-- START Given entries --

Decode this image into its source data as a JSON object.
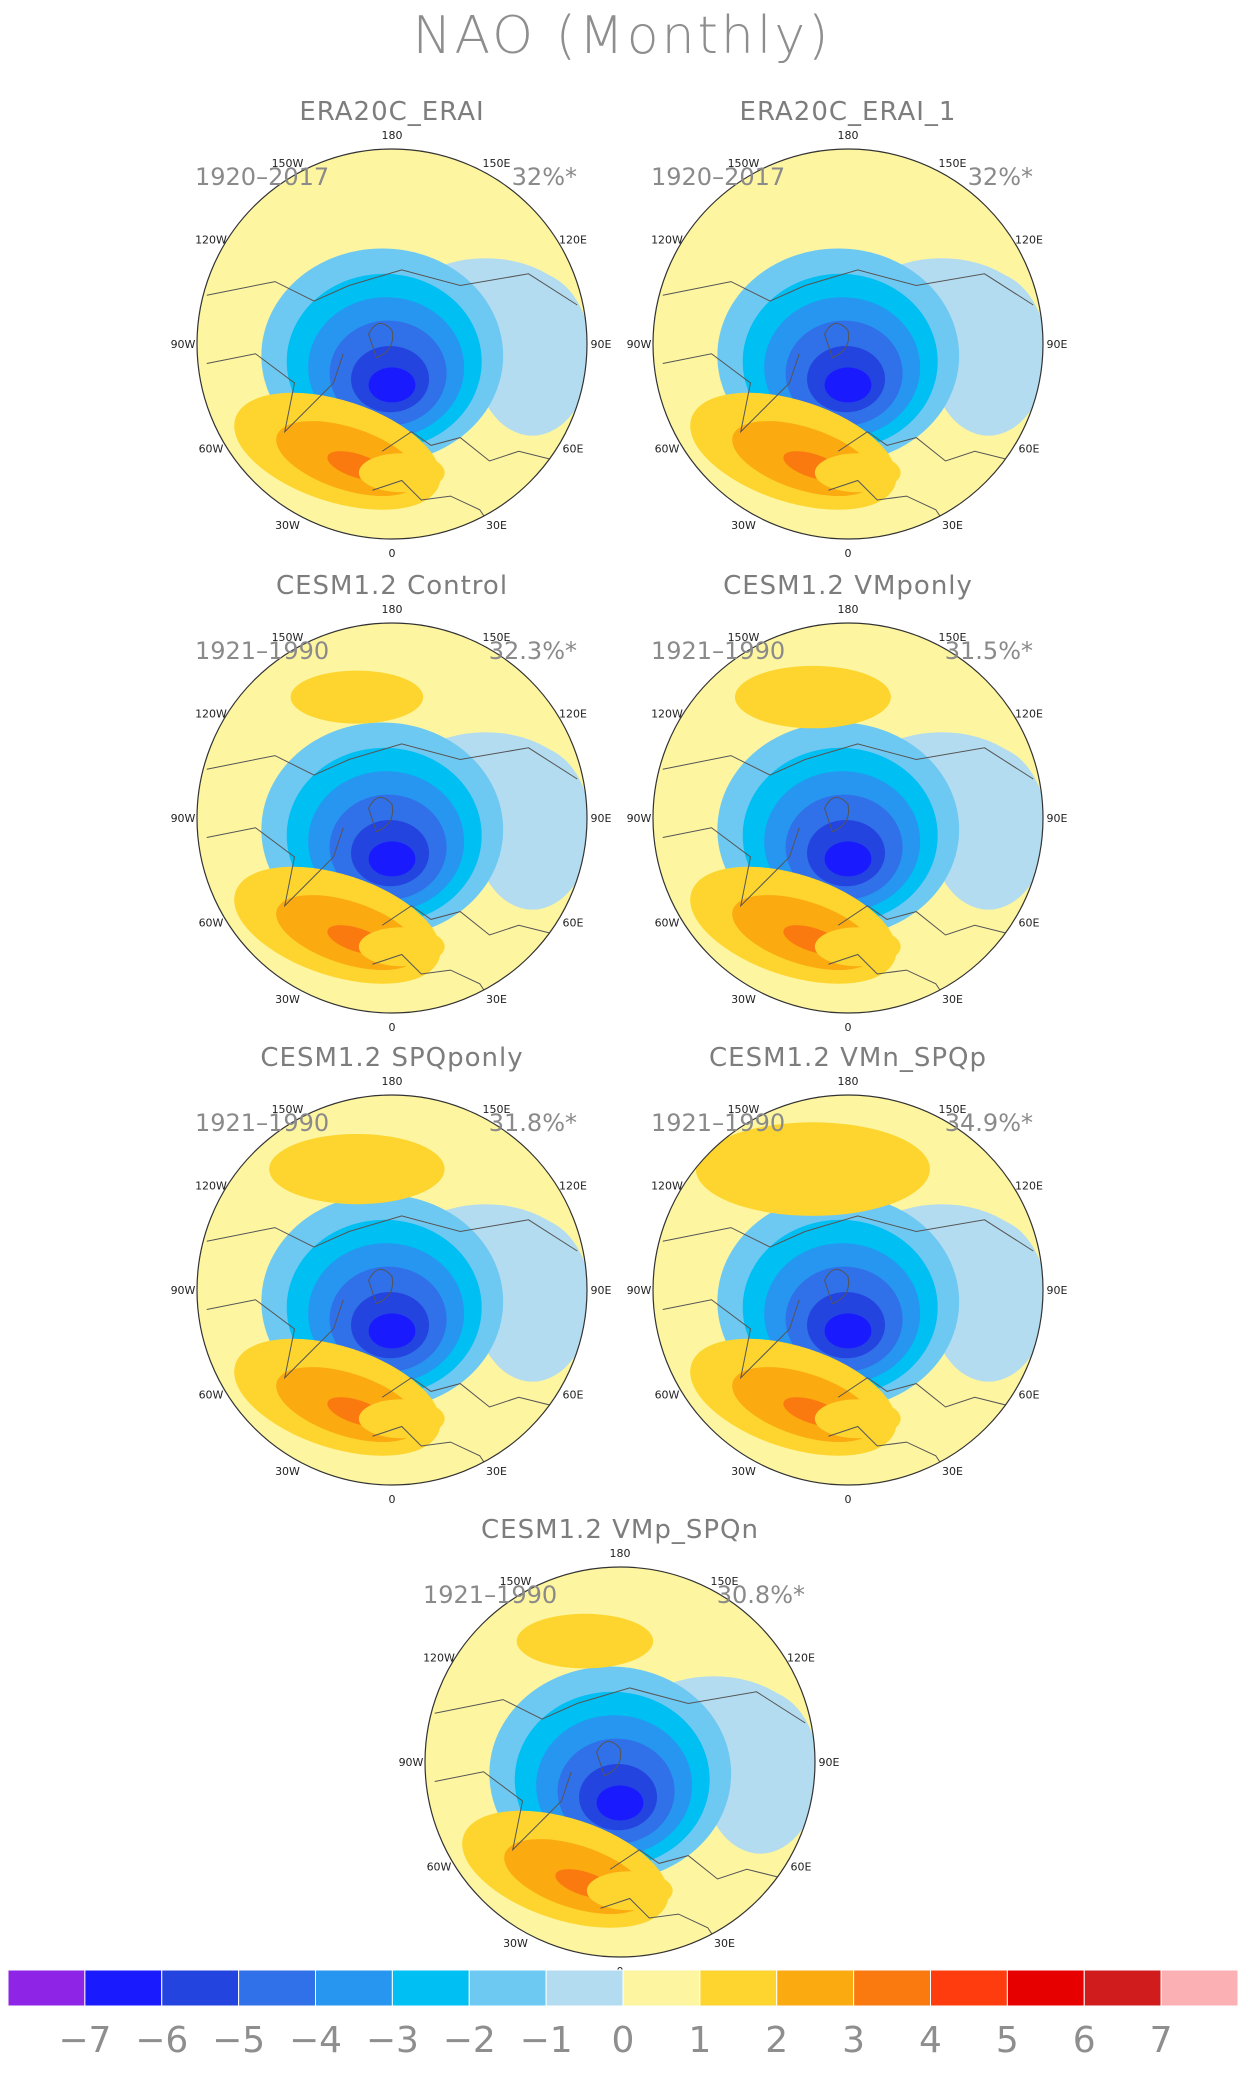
{
  "title": "NAO (Monthly)",
  "chart_data": {
    "type": "polar_contour",
    "title": "NAO (Monthly)",
    "longitude_labels": [
      "180",
      "150E",
      "120E",
      "90E",
      "60E",
      "30E",
      "0",
      "30W",
      "60W",
      "90W",
      "120W",
      "150W"
    ],
    "colorbar": {
      "ticks": [
        "−7",
        "−6",
        "−5",
        "−4",
        "−3",
        "−2",
        "−1",
        "0",
        "1",
        "2",
        "3",
        "4",
        "5",
        "6",
        "7"
      ],
      "colors": [
        "#8e24e6",
        "#1a1aff",
        "#2444e0",
        "#3070e8",
        "#2696f0",
        "#00bff2",
        "#6ec9f2",
        "#b3dcf0",
        "#fdf5a0",
        "#fdd52e",
        "#fbaa10",
        "#fa7a10",
        "#ff3c0e",
        "#e60000",
        "#d01c1c",
        "#fbb0b4"
      ]
    },
    "panels": [
      {
        "title": "ERA20C_ERAI",
        "years": "1920–2017",
        "variance": "32%*",
        "neg": [
          [
            6.5,
            0,
            0.72,
            0.62
          ],
          [
            5.5,
            0,
            0.78,
            0.67
          ],
          [
            4.5,
            0,
            0.84,
            0.72
          ],
          [
            3.5,
            0,
            0.88,
            0.77
          ],
          [
            2.5,
            0,
            0.9,
            0.82
          ]
        ],
        "pos": [
          [
            3.5,
            0,
            0.78,
            0.71
          ],
          [
            2.5,
            0,
            0.87,
            0.78
          ],
          [
            1.5,
            0,
            0.97,
            0.87
          ]
        ],
        "posN": []
      },
      {
        "title": "ERA20C_ERAI_1",
        "years": "1920–2017",
        "variance": "32%*",
        "neg": [
          [
            6.5,
            0,
            0.72,
            0.62
          ],
          [
            5.5,
            0,
            0.78,
            0.67
          ],
          [
            4.5,
            0,
            0.84,
            0.72
          ],
          [
            3.5,
            0,
            0.88,
            0.77
          ],
          [
            2.5,
            0,
            0.9,
            0.82
          ]
        ],
        "pos": [
          [
            3.5,
            0,
            0.78,
            0.71
          ],
          [
            2.5,
            0,
            0.87,
            0.78
          ],
          [
            1.5,
            0,
            0.97,
            0.87
          ]
        ],
        "posN": []
      },
      {
        "title": "CESM1.2 Control",
        "years": "1921–1990",
        "variance": "32.3%*",
        "neg": [
          [
            6.5,
            0,
            0.72,
            0.62
          ],
          [
            5.5,
            0,
            0.78,
            0.67
          ],
          [
            4.5,
            0,
            0.84,
            0.72
          ],
          [
            3.5,
            0,
            0.88,
            0.77
          ],
          [
            2.5,
            0,
            0.92,
            0.82
          ]
        ],
        "pos": [
          [
            3.5,
            0,
            0.78,
            0.71
          ],
          [
            2.5,
            0,
            0.87,
            0.78
          ],
          [
            1.5,
            0,
            0.98,
            0.88
          ]
        ],
        "posN": [
          [
            1.5,
            0.34
          ]
        ]
      },
      {
        "title": "CESM1.2 VMponly",
        "years": "1921–1990",
        "variance": "31.5%*",
        "neg": [
          [
            6.5,
            0,
            0.72,
            0.62
          ],
          [
            5.5,
            0,
            0.78,
            0.67
          ],
          [
            4.5,
            0,
            0.84,
            0.72
          ],
          [
            3.5,
            0,
            0.88,
            0.77
          ],
          [
            2.5,
            0,
            0.92,
            0.82
          ]
        ],
        "pos": [
          [
            2.5,
            0,
            0.87,
            0.78
          ],
          [
            1.5,
            0,
            0.98,
            0.88
          ]
        ],
        "posN": [
          [
            1.5,
            0.4
          ]
        ]
      },
      {
        "title": "CESM1.2 SPQponly",
        "years": "1921–1990",
        "variance": "31.8%*",
        "neg": [
          [
            6.5,
            0,
            0.72,
            0.62
          ],
          [
            5.5,
            0,
            0.78,
            0.67
          ],
          [
            4.5,
            0,
            0.84,
            0.72
          ],
          [
            3.5,
            0,
            0.88,
            0.77
          ],
          [
            2.5,
            0,
            0.92,
            0.82
          ]
        ],
        "pos": [
          [
            3.5,
            0,
            0.78,
            0.71
          ],
          [
            2.5,
            0,
            0.87,
            0.78
          ],
          [
            1.5,
            0,
            0.98,
            0.88
          ]
        ],
        "posN": [
          [
            1.5,
            0.45
          ]
        ]
      },
      {
        "title": "CESM1.2 VMn_SPQp",
        "years": "1921–1990",
        "variance": "34.9%*",
        "neg": [
          [
            6.5,
            0,
            0.72,
            0.62
          ],
          [
            5.5,
            0,
            0.78,
            0.67
          ],
          [
            4.5,
            0,
            0.84,
            0.72
          ],
          [
            3.5,
            0,
            0.88,
            0.77
          ],
          [
            2.5,
            0,
            0.92,
            0.82
          ]
        ],
        "pos": [
          [
            3.5,
            0,
            0.78,
            0.71
          ],
          [
            2.5,
            0,
            0.87,
            0.78
          ],
          [
            1.5,
            0,
            0.98,
            0.88
          ]
        ],
        "posN": [
          [
            1.5,
            0.6
          ]
        ]
      },
      {
        "title": "CESM1.2 VMp_SPQn",
        "years": "1921–1990",
        "variance": "30.8%*",
        "neg": [
          [
            6.5,
            0,
            0.72,
            0.62
          ],
          [
            5.5,
            0,
            0.78,
            0.67
          ],
          [
            4.5,
            0,
            0.84,
            0.72
          ],
          [
            3.5,
            0,
            0.88,
            0.77
          ],
          [
            2.5,
            0,
            0.92,
            0.82
          ]
        ],
        "pos": [
          [
            3.5,
            0,
            0.78,
            0.71
          ],
          [
            2.5,
            0,
            0.87,
            0.78
          ],
          [
            1.5,
            0,
            0.98,
            0.88
          ]
        ],
        "posN": [
          [
            1.5,
            0.35
          ]
        ]
      }
    ]
  }
}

-- END Given entries --

Give the number of lines above that hold the word "Monthly", and nothing more.

2